=== Records shown ===
============================================================

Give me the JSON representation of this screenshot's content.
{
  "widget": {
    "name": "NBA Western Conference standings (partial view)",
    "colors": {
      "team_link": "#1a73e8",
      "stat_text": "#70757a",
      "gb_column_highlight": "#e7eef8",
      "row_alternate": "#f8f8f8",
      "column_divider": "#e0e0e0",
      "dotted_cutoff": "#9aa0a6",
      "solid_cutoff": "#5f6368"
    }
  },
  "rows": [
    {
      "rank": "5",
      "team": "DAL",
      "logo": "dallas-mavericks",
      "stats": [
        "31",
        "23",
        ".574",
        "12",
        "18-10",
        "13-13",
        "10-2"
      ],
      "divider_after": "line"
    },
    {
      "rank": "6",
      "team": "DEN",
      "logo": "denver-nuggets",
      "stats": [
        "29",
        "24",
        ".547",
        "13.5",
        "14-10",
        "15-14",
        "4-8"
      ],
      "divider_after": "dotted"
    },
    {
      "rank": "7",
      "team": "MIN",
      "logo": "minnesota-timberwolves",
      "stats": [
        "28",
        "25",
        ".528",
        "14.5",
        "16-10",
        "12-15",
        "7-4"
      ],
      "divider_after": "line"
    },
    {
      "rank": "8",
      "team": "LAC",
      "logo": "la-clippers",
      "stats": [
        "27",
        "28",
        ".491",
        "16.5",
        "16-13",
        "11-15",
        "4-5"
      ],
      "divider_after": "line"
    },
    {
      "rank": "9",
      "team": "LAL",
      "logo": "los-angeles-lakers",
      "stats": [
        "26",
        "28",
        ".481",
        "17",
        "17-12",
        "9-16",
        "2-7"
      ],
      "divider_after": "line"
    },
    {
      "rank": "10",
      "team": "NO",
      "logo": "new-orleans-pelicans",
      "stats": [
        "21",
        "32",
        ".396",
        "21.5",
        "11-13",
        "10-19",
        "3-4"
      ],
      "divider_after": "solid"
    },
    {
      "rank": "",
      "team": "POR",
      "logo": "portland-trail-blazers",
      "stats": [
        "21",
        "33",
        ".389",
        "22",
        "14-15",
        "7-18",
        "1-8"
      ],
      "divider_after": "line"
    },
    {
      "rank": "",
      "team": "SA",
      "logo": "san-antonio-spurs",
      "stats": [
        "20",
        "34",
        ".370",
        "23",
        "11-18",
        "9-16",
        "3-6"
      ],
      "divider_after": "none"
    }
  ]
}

============================================================

=== Given exercise ===
Each record above should be output again exactly.

=== Task answer ===
Give me the JSON representation of this screenshot's content.
{
  "widget": {
    "name": "NBA Western Conference standings (partial view)",
    "colors": {
      "team_link": "#1a73e8",
      "stat_text": "#70757a",
      "gb_column_highlight": "#e7eef8",
      "row_alternate": "#f8f8f8",
      "column_divider": "#e0e0e0",
      "dotted_cutoff": "#9aa0a6",
      "solid_cutoff": "#5f6368"
    }
  },
  "rows": [
    {
      "rank": "5",
      "team": "DAL",
      "logo": "dallas-mavericks",
      "stats": [
        "31",
        "23",
        ".574",
        "12",
        "18-10",
        "13-13",
        "10-2"
      ],
      "divider_after": "line"
    },
    {
      "rank": "6",
      "team": "DEN",
      "logo": "denver-nuggets",
      "stats": [
        "29",
        "24",
        ".547",
        "13.5",
        "14-10",
        "15-14",
        "4-8"
      ],
      "divider_after": "dotted"
    },
    {
      "rank": "7",
      "team": "MIN",
      "logo": "minnesota-timberwolves",
      "stats": [
        "28",
        "25",
        ".528",
        "14.5",
        "16-10",
        "12-15",
        "7-4"
      ],
      "divider_after": "line"
    },
    {
      "rank": "8",
      "team": "LAC",
      "logo": "la-clippers",
      "stats": [
        "27",
        "28",
        ".491",
        "16.5",
        "16-13",
        "11-15",
        "4-5"
      ],
      "divider_after": "line"
    },
    {
      "rank": "9",
      "team": "LAL",
      "logo": "los-angeles-lakers",
      "stats": [
        "26",
        "28",
        ".481",
        "17",
        "17-12",
        "9-16",
        "2-7"
      ],
      "divider_after": "line"
    },
    {
      "rank": "10",
      "team": "NO",
      "logo": "new-orleans-pelicans",
      "stats": [
        "21",
        "32",
        ".396",
        "21.5",
        "11-13",
        "10-19",
        "3-4"
      ],
      "divider_after": "solid"
    },
    {
      "rank": "",
      "team": "POR",
      "logo": "portland-trail-blazers",
      "stats": [
        "21",
        "33",
        ".389",
        "22",
        "14-15",
        "7-18",
        "1-8"
      ],
      "divider_after": "line"
    },
    {
      "rank": "",
      "team": "SA",
      "logo": "san-antonio-spurs",
      "stats": [
        "20",
        "34",
        ".370",
        "23",
        "11-18",
        "9-16",
        "3-6"
      ],
      "divider_after": "none"
    }
  ]
}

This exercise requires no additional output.